(Raw rows)
— START —
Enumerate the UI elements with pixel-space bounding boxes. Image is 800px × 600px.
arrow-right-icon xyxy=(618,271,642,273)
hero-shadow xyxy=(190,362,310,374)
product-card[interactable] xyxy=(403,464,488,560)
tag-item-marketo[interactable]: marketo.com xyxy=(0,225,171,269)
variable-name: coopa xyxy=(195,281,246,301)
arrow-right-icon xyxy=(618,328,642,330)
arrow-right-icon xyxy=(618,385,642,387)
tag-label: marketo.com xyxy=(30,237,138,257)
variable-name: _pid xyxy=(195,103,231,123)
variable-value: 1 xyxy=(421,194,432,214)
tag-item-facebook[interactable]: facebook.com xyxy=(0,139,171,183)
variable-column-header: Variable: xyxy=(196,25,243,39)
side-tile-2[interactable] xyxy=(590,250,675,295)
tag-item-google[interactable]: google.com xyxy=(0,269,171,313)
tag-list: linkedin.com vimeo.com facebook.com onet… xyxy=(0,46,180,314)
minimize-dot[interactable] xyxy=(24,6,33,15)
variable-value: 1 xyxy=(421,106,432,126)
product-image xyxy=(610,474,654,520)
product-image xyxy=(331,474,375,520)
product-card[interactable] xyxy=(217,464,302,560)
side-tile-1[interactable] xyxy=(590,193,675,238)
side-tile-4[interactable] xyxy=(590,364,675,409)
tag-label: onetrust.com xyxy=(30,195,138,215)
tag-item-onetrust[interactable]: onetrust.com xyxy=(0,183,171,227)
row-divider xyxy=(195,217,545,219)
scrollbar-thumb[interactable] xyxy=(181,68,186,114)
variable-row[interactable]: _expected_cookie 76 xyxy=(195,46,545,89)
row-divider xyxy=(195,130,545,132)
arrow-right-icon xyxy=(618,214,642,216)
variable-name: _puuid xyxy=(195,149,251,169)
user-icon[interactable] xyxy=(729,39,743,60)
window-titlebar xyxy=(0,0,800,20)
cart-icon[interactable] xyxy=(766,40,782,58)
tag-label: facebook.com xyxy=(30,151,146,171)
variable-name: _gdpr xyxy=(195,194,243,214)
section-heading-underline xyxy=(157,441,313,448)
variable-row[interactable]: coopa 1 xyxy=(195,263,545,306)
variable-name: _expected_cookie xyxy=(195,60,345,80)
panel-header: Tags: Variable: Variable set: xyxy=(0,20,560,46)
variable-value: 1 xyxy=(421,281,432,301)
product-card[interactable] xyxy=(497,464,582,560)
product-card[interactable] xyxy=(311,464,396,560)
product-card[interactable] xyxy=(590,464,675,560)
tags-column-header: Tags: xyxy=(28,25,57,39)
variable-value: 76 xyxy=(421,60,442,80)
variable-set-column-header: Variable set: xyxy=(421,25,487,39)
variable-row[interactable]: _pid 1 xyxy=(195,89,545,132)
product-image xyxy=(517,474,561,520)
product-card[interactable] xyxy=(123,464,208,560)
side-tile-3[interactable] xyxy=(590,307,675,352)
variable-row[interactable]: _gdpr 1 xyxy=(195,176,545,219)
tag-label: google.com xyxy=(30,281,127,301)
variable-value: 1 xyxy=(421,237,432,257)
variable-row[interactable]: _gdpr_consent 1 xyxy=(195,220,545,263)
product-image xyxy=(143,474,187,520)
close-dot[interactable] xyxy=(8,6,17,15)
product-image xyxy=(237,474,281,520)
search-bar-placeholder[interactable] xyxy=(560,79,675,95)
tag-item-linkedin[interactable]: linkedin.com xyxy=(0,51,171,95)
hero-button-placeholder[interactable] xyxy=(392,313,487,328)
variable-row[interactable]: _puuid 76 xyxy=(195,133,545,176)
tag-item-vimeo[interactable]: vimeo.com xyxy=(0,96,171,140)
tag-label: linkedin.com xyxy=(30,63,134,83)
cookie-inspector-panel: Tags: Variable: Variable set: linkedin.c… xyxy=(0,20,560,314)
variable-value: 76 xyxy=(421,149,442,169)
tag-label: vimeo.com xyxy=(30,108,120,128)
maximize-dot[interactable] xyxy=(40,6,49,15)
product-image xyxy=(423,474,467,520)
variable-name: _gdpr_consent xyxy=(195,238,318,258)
— END —
◆ EXERCISE
Quote the rows above word for word.

◆ WRITTEN ANSWER
Enumerate the UI elements with pixel-space bounding boxes. Image is 800px × 600px.
arrow-right-icon xyxy=(618,271,642,273)
hero-shadow xyxy=(190,362,310,374)
product-card[interactable] xyxy=(403,464,488,560)
tag-item-marketo[interactable]: marketo.com xyxy=(0,225,171,269)
variable-name: coopa xyxy=(195,281,246,301)
arrow-right-icon xyxy=(618,328,642,330)
arrow-right-icon xyxy=(618,385,642,387)
tag-label: marketo.com xyxy=(30,237,138,257)
variable-name: _pid xyxy=(195,103,231,123)
variable-value: 1 xyxy=(421,194,432,214)
tag-item-facebook[interactable]: facebook.com xyxy=(0,139,171,183)
variable-column-header: Variable: xyxy=(196,25,243,39)
side-tile-2[interactable] xyxy=(590,250,675,295)
tag-item-google[interactable]: google.com xyxy=(0,269,171,313)
tag-list: linkedin.com vimeo.com facebook.com onet… xyxy=(0,46,180,314)
minimize-dot[interactable] xyxy=(24,6,33,15)
variable-value: 1 xyxy=(421,106,432,126)
product-image xyxy=(610,474,654,520)
product-image xyxy=(331,474,375,520)
product-card[interactable] xyxy=(217,464,302,560)
side-tile-1[interactable] xyxy=(590,193,675,238)
side-tile-4[interactable] xyxy=(590,364,675,409)
tag-label: onetrust.com xyxy=(30,195,138,215)
tag-item-onetrust[interactable]: onetrust.com xyxy=(0,183,171,227)
row-divider xyxy=(195,217,545,219)
scrollbar-thumb[interactable] xyxy=(181,68,186,114)
variable-row[interactable]: _expected_cookie 76 xyxy=(195,46,545,89)
row-divider xyxy=(195,130,545,132)
arrow-right-icon xyxy=(618,214,642,216)
variable-name: _puuid xyxy=(195,149,251,169)
user-icon[interactable] xyxy=(729,39,743,60)
window-titlebar xyxy=(0,0,800,20)
cart-icon[interactable] xyxy=(766,40,782,58)
tag-label: facebook.com xyxy=(30,151,146,171)
variable-name: _gdpr xyxy=(195,194,243,214)
section-heading-underline xyxy=(157,441,313,448)
variable-row[interactable]: coopa 1 xyxy=(195,263,545,306)
variable-name: _expected_cookie xyxy=(195,60,345,80)
panel-header: Tags: Variable: Variable set: xyxy=(0,20,560,46)
variable-value: 1 xyxy=(421,281,432,301)
product-card[interactable] xyxy=(497,464,582,560)
product-card[interactable] xyxy=(311,464,396,560)
product-card[interactable] xyxy=(590,464,675,560)
tags-column-header: Tags: xyxy=(28,25,57,39)
variable-value: 76 xyxy=(421,60,442,80)
variable-set-column-header: Variable set: xyxy=(421,25,487,39)
variable-row[interactable]: _pid 1 xyxy=(195,89,545,132)
product-image xyxy=(517,474,561,520)
product-card[interactable] xyxy=(123,464,208,560)
side-tile-3[interactable] xyxy=(590,307,675,352)
variable-row[interactable]: _gdpr 1 xyxy=(195,176,545,219)
tag-label: google.com xyxy=(30,281,127,301)
variable-value: 1 xyxy=(421,237,432,257)
variable-row[interactable]: _gdpr_consent 1 xyxy=(195,220,545,263)
product-image xyxy=(143,474,187,520)
close-dot[interactable] xyxy=(8,6,17,15)
product-image xyxy=(237,474,281,520)
search-bar-placeholder[interactable] xyxy=(560,79,675,95)
tag-item-linkedin[interactable]: linkedin.com xyxy=(0,51,171,95)
hero-button-placeholder[interactable] xyxy=(392,313,487,328)
variable-row[interactable]: _puuid 76 xyxy=(195,133,545,176)
tag-item-vimeo[interactable]: vimeo.com xyxy=(0,96,171,140)
tag-label: linkedin.com xyxy=(30,63,134,83)
cookie-inspector-panel: Tags: Variable: Variable set: linkedin.c… xyxy=(0,20,560,314)
variable-value: 76 xyxy=(421,149,442,169)
tag-label: vimeo.com xyxy=(30,108,120,128)
maximize-dot[interactable] xyxy=(40,6,49,15)
product-image xyxy=(423,474,467,520)
variable-name: _gdpr_consent xyxy=(195,238,318,258)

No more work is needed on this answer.